Nifty Options Fortune Trades.

#1
Can you believe that a Nifty Call/Put option pricing at Re.2/- can fetch upto Rs.20 or even more on an expiry day (last-15-minutes) Trade? But it's regarded as a high risk type of trade. Now let me explain the real risk involved in this trade. Let's say you purchase a Nifty Call (current month)that cost Rs.2/- at around 3.15 P.M on an expiry day. The maximum risk you are having is Rs.2/- + brokerage & transaction charges or say Rs.3/- in total. While this Call has a profit potential of Rs.17 or even more if Nifty goes up around 30 points from the buy level before 3:30 P.M. There are some conditions to fulfill to enter this kind of last-minute trade on an expiry day such as the suggested Figure example given below :-
Let's say Nifty Spot is trading at 4290 (+20 from previous close of 4270) at around 3:15 P.M on a confirmed uptrend. We buy this near ATM Nifty Call of strike price 4300 (underlying Spot Nifty at 4290) at Rs.2 or Rs.3 at around 3:15 P.M. And after 12 minutes at 3:27 P.M, Nifty goes up another 30 points from that level of 4290 thereby reaching 4320 level. That 4300 Strike price Call will have a exercise value of Rs.20/-. So, we will be able to sell it at around Rs.20 at 3:28 P.M giving us a reward of Rs.17/- with a risk of Rs.3/- within a timeframe of 15 minutes or less.
However, this is a highly time-sensitive trading and can be done by those traders who uses direct trading terminal on their PCs or has somebody at the terminal who trades on his behalf.
 
#2
I too love expiry day gambling :D put small amount of money and get big reward. Very risky trades. You may lose your money completely. So always try with max 1% of your capital.
 
#3
Can you believe that a Nifty Call/Put option pricing at Re.2/- can fetch upto Rs.20 or even more on an expiry day (last-15-minutes) Trade? But it's regarded as a high risk type of trade. Now let me explain the real risk involved in this trade. Let's say you purchase a Nifty Call (current month)that cost Rs.2/- at around 3.15 P.M on an expiry day. The maximum risk you are having is Rs.2/- + brokerage & transaction charges or say Rs.3/- in total. While this Call has a profit potential of Rs.17 or even more if Nifty goes up around 30 points from the buy level before 3:30 P.M. There are some conditions to fulfill to enter this kind of last-minute trade on an expiry day such as the suggested Figure example given below :-
Let's say Nifty Spot is trading at 4290 (+20 from previous close of 4270) at around 3:15 P.M on a confirmed uptrend. We buy this near ATM Nifty Call of strike price 4300 (underlying Spot Nifty at 4290) at Rs.2 or Rs.3 at around 3:15 P.M. And after 12 minutes at 3:27 P.M, Nifty goes up another 30 points from that level of 4290 thereby reaching 4320 level. That 4300 Strike price Call will have a exercise value of Rs.20/-. So, we will be able to sell it at around Rs.20 at 3:28 P.M giving us a reward of Rs.17/- with a risk of Rs.3/- within a timeframe of 15 minutes or less.

(Records drawn from a data source)
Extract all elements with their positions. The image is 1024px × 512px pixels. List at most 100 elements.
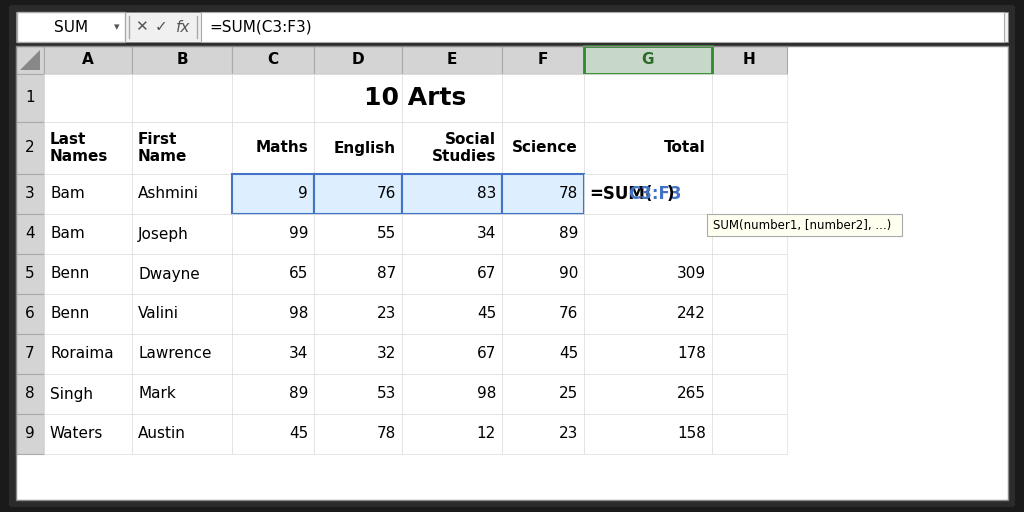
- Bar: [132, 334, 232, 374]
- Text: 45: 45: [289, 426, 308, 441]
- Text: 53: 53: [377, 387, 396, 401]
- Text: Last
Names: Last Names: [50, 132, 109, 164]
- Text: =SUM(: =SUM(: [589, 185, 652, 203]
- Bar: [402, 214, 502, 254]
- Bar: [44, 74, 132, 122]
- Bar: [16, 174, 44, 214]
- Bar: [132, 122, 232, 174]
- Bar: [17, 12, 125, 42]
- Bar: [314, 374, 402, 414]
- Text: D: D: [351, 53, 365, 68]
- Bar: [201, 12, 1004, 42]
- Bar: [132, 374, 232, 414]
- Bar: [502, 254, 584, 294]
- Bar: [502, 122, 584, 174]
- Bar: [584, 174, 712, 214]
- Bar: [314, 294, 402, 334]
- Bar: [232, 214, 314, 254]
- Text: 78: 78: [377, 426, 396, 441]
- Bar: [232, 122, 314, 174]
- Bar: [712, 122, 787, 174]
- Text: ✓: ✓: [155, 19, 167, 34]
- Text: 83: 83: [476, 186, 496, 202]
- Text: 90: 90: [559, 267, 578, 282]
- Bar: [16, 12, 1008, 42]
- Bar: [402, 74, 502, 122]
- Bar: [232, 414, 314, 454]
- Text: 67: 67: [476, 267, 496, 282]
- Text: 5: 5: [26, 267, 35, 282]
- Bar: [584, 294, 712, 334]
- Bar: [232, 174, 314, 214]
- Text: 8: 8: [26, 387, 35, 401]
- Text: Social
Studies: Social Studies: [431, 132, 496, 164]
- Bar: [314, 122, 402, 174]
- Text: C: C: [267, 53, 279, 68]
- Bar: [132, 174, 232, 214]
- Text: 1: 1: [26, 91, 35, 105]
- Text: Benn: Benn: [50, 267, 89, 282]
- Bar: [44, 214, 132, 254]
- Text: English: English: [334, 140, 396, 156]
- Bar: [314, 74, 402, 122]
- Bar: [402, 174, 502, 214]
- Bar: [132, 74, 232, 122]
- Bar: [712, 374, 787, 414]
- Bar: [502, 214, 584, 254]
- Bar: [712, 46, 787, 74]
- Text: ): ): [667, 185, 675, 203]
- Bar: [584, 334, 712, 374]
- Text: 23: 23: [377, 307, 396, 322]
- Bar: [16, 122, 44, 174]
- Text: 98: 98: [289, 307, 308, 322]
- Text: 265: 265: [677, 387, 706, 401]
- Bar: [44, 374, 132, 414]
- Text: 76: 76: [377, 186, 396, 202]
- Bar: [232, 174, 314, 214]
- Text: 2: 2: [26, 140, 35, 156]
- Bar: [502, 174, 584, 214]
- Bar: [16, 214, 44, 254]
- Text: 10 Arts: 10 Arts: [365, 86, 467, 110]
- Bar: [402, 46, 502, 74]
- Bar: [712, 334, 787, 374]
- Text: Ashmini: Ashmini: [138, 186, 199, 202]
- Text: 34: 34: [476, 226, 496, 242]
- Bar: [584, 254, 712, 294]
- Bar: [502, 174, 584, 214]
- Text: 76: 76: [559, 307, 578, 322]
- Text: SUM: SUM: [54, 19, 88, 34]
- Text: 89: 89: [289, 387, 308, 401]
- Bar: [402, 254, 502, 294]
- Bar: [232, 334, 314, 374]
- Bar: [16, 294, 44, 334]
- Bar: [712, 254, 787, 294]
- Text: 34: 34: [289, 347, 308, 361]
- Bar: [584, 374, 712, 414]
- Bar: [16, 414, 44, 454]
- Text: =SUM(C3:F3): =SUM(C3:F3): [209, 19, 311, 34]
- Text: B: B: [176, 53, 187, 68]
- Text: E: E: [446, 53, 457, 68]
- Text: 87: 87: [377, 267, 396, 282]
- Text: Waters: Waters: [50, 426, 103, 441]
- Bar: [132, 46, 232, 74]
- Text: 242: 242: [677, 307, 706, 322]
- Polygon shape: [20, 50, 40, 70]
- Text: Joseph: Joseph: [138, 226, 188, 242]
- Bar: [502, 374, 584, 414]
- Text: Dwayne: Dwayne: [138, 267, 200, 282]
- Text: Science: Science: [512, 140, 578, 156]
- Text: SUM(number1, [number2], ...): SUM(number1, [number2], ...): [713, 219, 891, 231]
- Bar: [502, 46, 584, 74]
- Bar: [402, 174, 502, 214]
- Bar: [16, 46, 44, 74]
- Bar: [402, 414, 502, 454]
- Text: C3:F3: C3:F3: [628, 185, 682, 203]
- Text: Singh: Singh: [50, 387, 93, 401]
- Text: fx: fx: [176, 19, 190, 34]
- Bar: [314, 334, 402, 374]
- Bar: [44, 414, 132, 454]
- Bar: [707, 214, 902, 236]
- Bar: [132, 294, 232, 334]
==
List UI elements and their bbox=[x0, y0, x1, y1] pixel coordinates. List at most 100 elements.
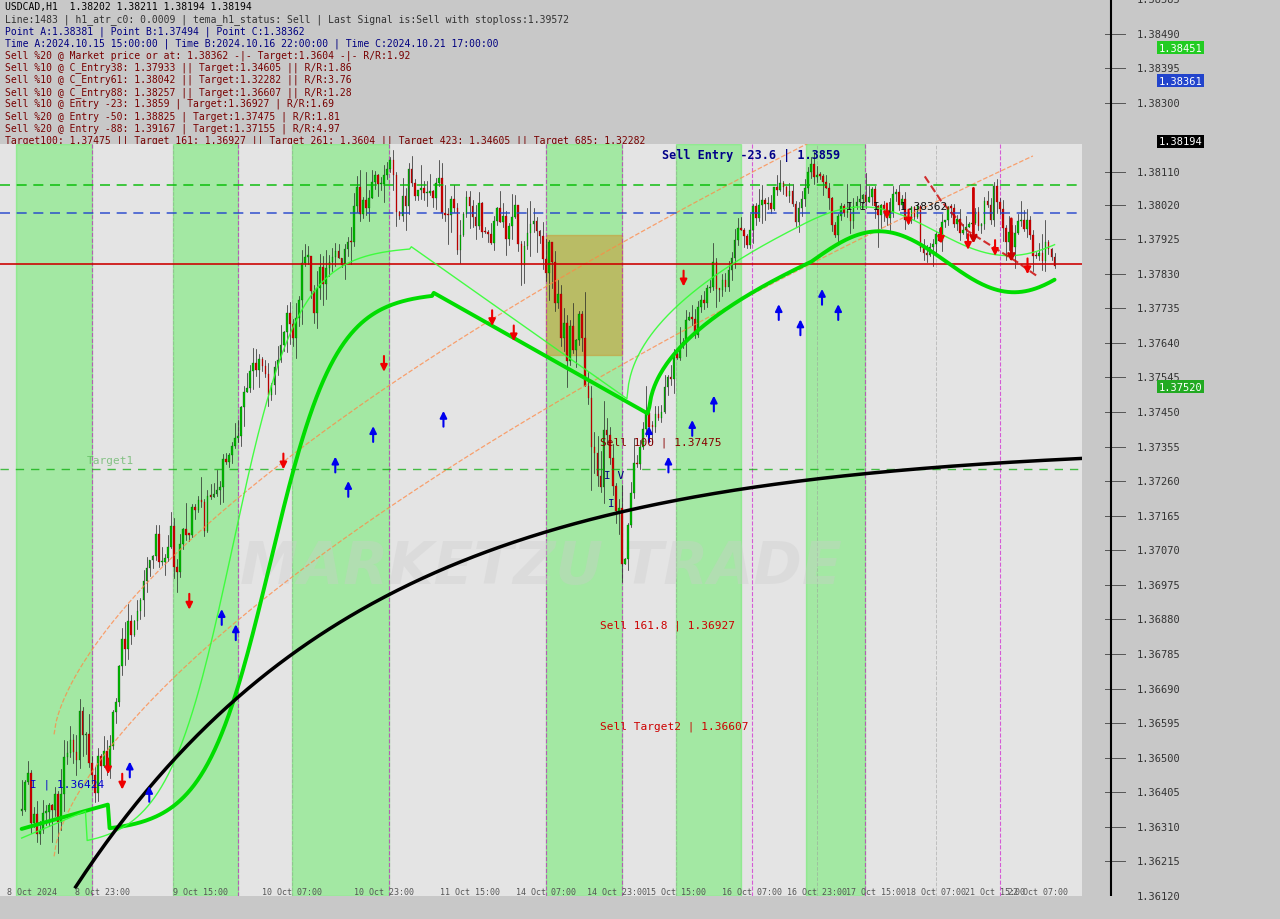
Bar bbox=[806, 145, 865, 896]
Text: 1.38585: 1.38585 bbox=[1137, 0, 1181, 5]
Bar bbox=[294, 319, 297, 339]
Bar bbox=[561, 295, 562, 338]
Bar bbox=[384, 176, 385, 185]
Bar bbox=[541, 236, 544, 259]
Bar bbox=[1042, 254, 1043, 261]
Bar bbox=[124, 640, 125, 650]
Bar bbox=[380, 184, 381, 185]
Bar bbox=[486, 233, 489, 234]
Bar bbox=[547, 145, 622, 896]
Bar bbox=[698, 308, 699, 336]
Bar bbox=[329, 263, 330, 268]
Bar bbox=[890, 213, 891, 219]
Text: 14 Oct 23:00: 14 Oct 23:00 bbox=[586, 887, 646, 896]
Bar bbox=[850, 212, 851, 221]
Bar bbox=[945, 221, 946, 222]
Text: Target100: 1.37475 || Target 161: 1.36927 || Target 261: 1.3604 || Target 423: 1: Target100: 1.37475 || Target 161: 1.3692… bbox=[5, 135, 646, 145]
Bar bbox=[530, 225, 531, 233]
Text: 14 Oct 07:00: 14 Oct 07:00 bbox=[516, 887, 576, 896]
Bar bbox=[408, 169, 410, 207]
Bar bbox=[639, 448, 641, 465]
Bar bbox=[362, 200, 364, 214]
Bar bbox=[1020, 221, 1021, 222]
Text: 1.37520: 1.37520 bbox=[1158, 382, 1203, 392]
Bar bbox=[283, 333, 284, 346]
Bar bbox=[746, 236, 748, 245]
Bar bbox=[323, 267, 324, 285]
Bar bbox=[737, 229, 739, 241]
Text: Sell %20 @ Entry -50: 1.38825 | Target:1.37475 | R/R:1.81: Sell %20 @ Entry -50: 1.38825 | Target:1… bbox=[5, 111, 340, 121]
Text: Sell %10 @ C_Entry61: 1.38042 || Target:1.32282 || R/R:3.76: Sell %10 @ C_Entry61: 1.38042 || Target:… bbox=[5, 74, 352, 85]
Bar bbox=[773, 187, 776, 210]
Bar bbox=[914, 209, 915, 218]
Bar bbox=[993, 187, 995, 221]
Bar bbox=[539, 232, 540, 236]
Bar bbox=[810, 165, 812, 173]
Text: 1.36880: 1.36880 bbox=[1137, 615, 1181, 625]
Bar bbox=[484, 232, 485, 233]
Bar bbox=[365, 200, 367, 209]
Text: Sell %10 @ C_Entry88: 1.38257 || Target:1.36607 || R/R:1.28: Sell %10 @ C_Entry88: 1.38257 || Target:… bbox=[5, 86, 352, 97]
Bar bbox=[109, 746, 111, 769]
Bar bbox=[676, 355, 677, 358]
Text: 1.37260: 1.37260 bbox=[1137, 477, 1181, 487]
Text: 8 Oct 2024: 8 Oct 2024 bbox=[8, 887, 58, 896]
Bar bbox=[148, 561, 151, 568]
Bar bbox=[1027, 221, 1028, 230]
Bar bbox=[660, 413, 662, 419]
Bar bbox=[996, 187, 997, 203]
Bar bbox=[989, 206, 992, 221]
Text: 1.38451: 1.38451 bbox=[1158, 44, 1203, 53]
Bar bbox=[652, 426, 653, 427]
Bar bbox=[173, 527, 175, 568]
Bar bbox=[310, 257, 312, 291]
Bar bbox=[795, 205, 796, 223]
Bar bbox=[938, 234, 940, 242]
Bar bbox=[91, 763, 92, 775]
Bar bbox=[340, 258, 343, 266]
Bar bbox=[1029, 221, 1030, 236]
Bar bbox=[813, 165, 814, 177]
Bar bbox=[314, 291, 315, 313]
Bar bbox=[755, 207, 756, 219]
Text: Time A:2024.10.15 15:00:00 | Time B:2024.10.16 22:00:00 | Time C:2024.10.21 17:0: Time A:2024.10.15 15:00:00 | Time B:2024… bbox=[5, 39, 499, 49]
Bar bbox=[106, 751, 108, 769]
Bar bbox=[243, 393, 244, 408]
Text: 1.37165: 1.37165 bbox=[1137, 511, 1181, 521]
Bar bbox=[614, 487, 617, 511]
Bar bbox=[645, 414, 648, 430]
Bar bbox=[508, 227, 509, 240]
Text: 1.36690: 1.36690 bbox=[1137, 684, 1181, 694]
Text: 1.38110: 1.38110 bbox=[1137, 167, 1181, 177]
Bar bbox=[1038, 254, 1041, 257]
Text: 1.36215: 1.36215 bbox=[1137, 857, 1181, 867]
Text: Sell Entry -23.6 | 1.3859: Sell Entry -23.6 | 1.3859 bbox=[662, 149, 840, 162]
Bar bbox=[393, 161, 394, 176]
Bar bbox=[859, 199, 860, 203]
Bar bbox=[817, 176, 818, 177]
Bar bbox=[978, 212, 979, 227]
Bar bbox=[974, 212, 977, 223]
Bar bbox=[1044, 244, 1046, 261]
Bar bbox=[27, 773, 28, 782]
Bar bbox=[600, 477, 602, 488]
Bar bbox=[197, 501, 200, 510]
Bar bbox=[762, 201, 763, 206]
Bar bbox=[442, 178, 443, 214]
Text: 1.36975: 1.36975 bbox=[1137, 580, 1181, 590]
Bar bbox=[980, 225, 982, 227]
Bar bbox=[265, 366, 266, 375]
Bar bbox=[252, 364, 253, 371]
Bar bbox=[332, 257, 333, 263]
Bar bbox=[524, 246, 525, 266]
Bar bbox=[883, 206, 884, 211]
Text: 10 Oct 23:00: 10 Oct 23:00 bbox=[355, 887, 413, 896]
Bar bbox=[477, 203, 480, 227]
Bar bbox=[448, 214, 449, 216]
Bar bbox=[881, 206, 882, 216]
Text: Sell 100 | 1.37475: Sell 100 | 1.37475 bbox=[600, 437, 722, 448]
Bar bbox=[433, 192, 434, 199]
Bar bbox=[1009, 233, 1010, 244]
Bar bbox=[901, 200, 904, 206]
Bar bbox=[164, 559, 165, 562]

### Work to do
(1) Extract the passage from the Nifty options post, starting at "However, this is" and ending at "of your capital.".
(2) Write the next part of the post on expiry-day Nifty options trades, picking up after its final sentence.
The entries were taken from a separate source.

### Answer list
(1)
However, this is a highly time-sensitive trading and can be done by those traders who uses direct trading terminal on their PCs or has somebody at the terminal who trades on his behalf.
 
#2
I too love expiry day gambling :D put small amount of money and get big reward. Very risky trades. You may lose your money completely. So always try with max 1% of your capital.

(2)
However, this is a highly time-sensitive trading and can be done by those traders who uses direct trading terminal on their PCs or has somebody at the terminal who trades on his behalf.
Not a bad idea
 
#6
Is there a minimum amonut to enetr options ttrading and also can someone explain me it..
Nifty options trading requires a very less amount of money. If you have Rs.10,000/-, just start trading by using around Rs.5,000/- per trade keeping a strict maximum stop loss of Rs.1000/-.
 

lalpar

Active Member
#7
Nifty options trading requires a very less amount of money. If you have Rs.10,000/-, just start trading by using around Rs.5,000/- per trade keeping a strict maximum stop loss of Rs.1000/-.
Thank you sumant..But can u let me know how to trade options or a source so that i can read and understand..

For ex we have put and call..But we can also buy put and sell put..whats the diff?..

Suppose i but nifty 4400 call at 148..Then when will i be in profit and if it falls when do i need to square..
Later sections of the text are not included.